Task input:

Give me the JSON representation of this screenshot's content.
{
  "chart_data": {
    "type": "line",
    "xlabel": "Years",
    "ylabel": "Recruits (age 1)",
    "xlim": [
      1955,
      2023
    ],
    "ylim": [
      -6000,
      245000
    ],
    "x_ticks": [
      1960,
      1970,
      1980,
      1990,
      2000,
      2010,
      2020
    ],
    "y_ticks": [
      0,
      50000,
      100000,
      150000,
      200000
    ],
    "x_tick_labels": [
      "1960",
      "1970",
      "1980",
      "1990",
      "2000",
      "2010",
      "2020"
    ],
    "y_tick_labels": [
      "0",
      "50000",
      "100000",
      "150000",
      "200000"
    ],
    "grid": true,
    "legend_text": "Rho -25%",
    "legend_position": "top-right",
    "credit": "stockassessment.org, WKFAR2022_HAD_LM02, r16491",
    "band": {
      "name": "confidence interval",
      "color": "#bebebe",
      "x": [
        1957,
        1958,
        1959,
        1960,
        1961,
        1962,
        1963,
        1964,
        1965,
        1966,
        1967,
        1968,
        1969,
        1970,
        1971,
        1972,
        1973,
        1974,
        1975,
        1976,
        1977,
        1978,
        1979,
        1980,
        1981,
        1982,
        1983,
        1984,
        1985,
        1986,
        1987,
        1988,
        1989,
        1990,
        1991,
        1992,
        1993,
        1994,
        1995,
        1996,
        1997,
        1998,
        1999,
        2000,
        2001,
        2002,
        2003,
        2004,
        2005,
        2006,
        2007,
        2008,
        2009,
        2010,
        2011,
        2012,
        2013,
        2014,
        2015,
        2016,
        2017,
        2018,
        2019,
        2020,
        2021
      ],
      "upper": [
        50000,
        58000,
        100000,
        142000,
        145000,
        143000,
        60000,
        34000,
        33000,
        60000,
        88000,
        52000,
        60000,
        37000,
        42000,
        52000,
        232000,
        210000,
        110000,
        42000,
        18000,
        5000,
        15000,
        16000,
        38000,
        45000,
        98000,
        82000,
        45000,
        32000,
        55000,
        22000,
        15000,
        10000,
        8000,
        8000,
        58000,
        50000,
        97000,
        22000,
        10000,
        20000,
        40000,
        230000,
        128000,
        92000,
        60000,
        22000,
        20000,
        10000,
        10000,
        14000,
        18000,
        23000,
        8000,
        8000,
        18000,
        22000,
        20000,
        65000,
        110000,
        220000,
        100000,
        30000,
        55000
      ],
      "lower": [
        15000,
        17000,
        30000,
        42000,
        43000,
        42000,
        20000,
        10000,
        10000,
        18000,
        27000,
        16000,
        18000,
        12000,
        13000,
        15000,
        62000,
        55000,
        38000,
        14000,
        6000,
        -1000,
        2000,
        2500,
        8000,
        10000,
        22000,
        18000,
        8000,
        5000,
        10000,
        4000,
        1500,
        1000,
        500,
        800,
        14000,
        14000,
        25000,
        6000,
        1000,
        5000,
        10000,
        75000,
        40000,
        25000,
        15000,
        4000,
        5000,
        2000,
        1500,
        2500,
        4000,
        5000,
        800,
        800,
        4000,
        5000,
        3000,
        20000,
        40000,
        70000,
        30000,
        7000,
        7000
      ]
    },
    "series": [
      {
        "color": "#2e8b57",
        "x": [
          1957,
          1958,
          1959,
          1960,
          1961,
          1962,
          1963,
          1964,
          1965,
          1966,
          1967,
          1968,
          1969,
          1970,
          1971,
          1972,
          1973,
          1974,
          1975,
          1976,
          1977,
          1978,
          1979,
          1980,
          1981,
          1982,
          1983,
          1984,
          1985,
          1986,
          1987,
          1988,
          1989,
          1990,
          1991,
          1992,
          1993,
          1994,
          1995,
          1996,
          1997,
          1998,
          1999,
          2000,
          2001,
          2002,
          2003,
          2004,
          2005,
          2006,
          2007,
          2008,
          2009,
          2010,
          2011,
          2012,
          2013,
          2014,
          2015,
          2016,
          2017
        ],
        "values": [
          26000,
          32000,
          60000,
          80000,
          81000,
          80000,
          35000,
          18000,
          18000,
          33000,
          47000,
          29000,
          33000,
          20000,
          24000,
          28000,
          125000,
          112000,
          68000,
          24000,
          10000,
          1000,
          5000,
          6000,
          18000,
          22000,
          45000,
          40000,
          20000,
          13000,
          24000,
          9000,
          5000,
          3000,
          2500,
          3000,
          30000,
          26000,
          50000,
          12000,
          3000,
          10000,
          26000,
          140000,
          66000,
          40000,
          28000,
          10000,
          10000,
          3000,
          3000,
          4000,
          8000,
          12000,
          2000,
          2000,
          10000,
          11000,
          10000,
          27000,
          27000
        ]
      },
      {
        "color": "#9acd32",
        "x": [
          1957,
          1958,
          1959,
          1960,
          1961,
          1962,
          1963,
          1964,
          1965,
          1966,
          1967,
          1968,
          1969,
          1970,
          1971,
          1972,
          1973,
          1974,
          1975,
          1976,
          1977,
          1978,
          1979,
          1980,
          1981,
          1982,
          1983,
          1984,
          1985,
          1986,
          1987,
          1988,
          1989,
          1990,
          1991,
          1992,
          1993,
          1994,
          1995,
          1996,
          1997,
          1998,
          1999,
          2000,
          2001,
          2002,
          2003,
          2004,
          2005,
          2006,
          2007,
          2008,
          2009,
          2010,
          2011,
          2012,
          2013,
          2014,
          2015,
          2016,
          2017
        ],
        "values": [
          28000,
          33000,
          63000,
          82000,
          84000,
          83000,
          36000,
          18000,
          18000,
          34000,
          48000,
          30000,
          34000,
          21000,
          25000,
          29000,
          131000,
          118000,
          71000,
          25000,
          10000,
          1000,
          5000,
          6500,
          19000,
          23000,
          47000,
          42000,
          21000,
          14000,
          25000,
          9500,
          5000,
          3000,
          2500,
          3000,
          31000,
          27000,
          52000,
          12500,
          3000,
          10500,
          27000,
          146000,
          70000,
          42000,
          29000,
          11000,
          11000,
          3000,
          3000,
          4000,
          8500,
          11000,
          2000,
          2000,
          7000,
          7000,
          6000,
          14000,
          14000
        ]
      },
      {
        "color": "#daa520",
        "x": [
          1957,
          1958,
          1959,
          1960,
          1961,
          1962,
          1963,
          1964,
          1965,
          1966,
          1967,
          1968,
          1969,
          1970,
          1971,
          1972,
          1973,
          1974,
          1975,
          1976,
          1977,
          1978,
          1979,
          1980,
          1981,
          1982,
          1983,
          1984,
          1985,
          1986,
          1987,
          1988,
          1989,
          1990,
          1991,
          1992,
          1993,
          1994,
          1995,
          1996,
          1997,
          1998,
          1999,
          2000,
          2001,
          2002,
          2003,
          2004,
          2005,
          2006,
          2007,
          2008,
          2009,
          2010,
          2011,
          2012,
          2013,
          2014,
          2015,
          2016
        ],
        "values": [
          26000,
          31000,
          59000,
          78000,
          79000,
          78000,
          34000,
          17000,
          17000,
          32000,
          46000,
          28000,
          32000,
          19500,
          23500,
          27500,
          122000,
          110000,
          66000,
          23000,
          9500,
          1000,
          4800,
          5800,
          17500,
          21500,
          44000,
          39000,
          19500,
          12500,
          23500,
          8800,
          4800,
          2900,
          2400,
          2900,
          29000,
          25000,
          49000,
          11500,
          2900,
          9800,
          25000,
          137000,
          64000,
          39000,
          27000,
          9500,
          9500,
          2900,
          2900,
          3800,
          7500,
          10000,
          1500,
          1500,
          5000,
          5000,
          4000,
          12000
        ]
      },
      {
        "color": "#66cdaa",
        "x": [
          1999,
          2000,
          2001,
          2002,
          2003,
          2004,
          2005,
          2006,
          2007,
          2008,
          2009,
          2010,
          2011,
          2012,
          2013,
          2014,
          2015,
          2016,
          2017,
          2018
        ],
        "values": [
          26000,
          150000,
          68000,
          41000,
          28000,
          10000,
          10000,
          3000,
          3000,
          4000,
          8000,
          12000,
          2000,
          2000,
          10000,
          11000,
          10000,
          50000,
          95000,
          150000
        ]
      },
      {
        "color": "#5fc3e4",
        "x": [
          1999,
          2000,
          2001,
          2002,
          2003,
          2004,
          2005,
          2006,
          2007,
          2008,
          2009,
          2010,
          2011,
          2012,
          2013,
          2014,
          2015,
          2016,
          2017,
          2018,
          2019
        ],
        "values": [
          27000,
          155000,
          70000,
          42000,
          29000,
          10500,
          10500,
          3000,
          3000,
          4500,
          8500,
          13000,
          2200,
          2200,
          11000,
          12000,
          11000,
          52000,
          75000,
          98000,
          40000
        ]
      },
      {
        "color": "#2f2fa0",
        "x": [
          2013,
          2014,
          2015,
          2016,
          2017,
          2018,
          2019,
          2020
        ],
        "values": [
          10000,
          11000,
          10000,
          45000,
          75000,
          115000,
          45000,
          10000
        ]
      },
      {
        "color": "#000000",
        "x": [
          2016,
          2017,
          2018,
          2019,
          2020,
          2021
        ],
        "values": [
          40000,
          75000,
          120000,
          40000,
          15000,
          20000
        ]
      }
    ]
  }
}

Stated task:
From the entries above, copy each line holding "color".

The output:
      "color": "#bebebe",
        "color": "#2e8b57",
        "color": "#9acd32",
        "color": "#daa520",
        "color": "#66cdaa",
        "color": "#5fc3e4",
        "color": "#2f2fa0",
        "color": "#000000",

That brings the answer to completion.